INSTRUCTIONS FOR THE TASK: Identify and copy all lines of the material where the string "شكرا" is found.

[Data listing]

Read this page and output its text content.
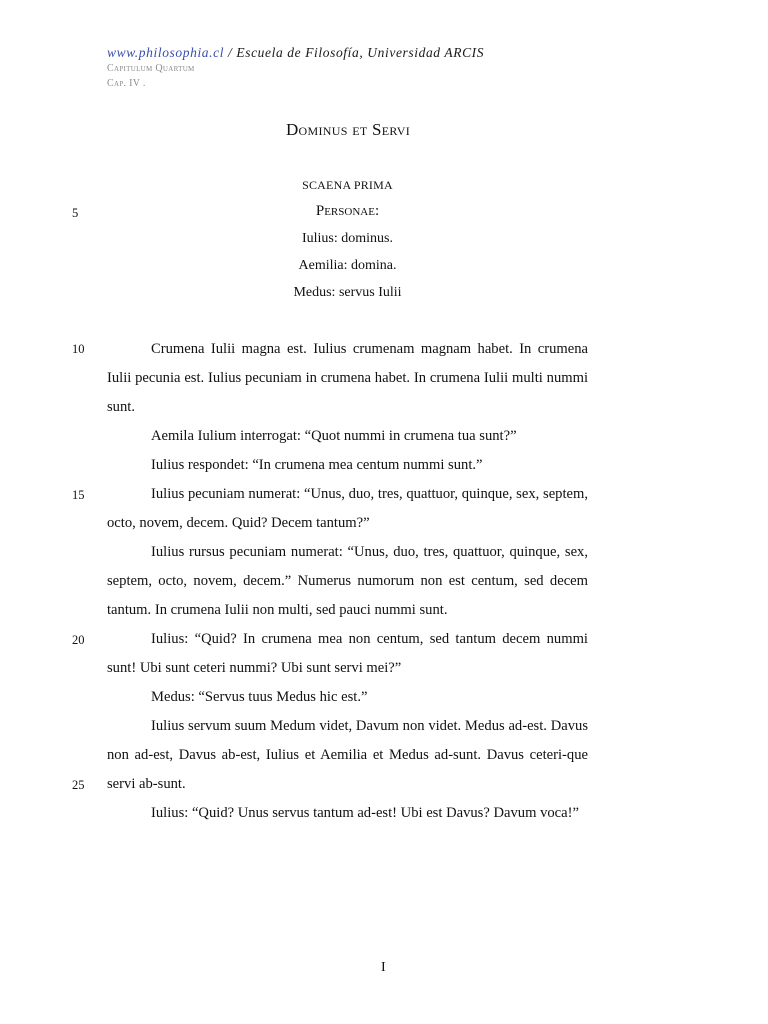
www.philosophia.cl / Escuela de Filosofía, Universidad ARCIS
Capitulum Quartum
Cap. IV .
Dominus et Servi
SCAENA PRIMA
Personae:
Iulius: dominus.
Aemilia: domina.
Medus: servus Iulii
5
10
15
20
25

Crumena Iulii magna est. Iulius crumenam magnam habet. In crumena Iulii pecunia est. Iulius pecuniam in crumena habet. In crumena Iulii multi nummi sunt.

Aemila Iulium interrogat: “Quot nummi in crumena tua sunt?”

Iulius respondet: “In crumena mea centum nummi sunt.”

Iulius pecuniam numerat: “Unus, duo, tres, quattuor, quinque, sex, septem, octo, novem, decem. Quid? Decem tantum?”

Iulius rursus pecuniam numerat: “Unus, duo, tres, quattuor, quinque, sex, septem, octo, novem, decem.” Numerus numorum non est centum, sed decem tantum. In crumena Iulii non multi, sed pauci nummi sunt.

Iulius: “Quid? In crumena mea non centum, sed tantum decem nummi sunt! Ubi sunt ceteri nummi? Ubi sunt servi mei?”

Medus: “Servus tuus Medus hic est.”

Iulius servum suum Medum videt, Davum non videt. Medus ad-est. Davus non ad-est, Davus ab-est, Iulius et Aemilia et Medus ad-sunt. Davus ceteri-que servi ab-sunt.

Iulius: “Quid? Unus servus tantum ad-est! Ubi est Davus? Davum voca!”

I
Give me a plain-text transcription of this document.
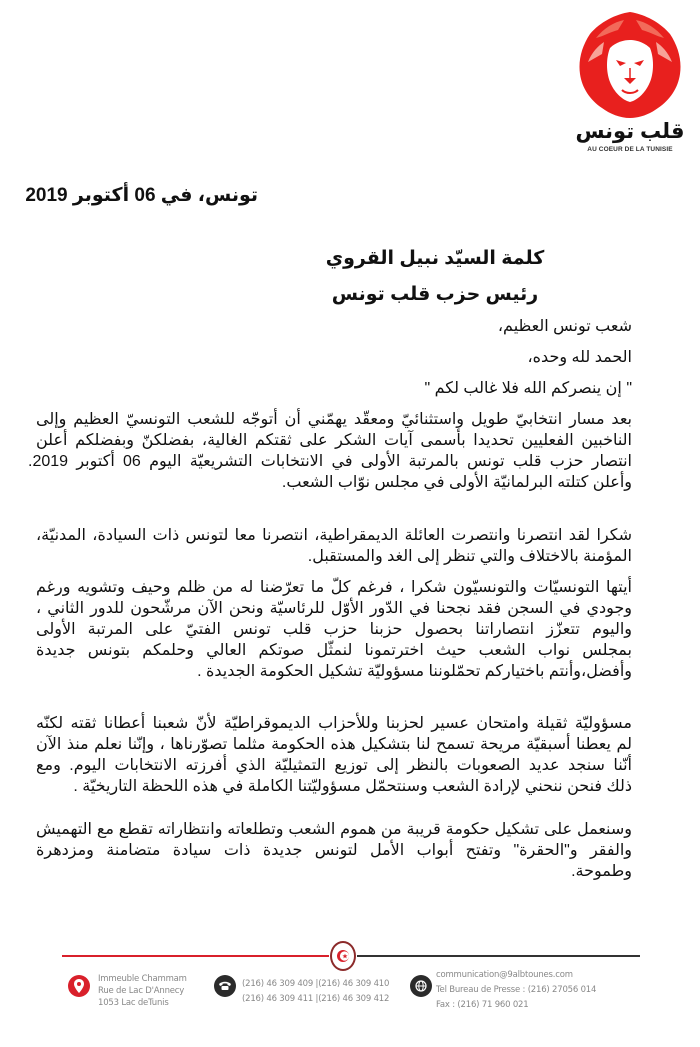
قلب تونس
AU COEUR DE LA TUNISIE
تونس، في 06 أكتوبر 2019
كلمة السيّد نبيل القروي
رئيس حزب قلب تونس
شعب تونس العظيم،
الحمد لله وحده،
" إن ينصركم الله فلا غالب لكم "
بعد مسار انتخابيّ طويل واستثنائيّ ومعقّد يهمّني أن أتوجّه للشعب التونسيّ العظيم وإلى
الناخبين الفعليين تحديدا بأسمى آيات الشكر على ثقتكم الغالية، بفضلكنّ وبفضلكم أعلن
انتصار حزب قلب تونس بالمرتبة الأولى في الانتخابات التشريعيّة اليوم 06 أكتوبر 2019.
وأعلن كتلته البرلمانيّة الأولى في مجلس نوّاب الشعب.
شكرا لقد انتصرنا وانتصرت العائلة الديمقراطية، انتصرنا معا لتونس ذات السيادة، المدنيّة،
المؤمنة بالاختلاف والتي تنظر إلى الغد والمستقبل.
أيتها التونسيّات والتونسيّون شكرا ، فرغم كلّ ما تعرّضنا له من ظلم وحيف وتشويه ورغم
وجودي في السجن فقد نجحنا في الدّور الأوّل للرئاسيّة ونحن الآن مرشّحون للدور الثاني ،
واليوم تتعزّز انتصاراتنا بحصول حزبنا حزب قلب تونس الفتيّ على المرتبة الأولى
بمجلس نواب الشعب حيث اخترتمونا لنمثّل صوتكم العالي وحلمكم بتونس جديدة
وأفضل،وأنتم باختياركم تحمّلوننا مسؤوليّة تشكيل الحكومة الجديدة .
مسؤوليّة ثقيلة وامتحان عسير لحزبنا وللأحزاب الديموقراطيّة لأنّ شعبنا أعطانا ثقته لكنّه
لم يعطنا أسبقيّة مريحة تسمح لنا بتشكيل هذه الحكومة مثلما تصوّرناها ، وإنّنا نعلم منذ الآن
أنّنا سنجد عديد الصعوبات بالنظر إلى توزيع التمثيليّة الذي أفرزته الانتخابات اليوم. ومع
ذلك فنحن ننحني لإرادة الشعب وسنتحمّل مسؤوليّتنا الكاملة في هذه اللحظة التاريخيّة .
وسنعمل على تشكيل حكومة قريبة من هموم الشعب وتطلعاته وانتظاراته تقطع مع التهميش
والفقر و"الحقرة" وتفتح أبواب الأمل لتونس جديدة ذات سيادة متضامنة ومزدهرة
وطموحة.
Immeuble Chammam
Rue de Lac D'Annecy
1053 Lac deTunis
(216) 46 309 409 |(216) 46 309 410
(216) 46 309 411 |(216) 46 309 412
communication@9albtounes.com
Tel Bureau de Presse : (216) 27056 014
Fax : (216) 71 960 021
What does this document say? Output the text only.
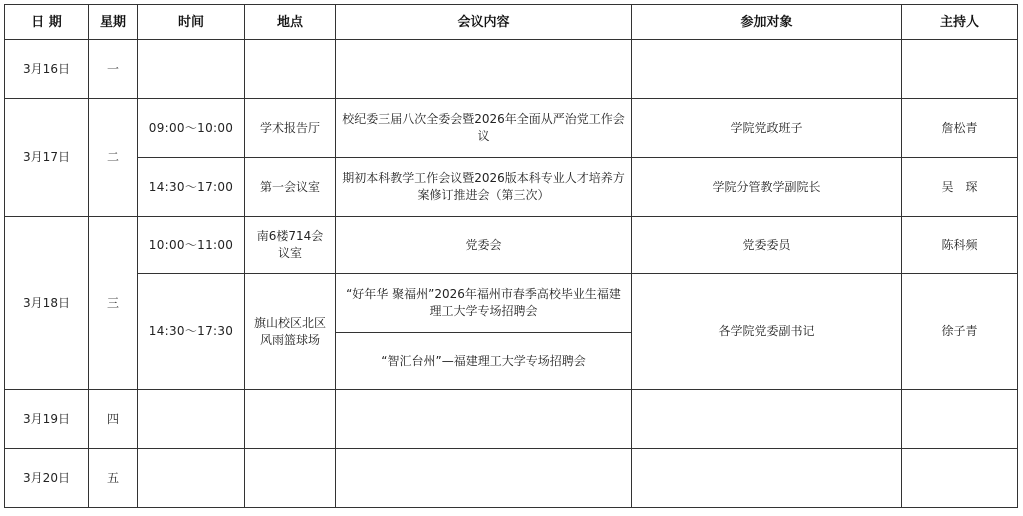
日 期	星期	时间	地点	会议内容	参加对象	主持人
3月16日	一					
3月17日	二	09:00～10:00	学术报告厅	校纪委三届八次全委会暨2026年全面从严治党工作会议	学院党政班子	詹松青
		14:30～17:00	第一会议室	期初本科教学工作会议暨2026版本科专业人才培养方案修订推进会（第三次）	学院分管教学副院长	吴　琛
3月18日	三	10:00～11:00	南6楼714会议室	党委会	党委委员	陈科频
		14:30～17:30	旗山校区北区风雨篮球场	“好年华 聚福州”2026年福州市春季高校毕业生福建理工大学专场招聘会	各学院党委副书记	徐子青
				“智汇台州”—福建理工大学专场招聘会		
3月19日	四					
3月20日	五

FULL OUTPUT:
شكرا لقد انتصرنا وانتصرت العائلة الديمقراطية، انتصرنا معا لتونس ذات السيادة، المدنيّة،
أيتها التونسيّات والتونسيّون شكرا ، فرغم كلّ ما تعرّضنا له من ظلم وحيف وتشويه ورغم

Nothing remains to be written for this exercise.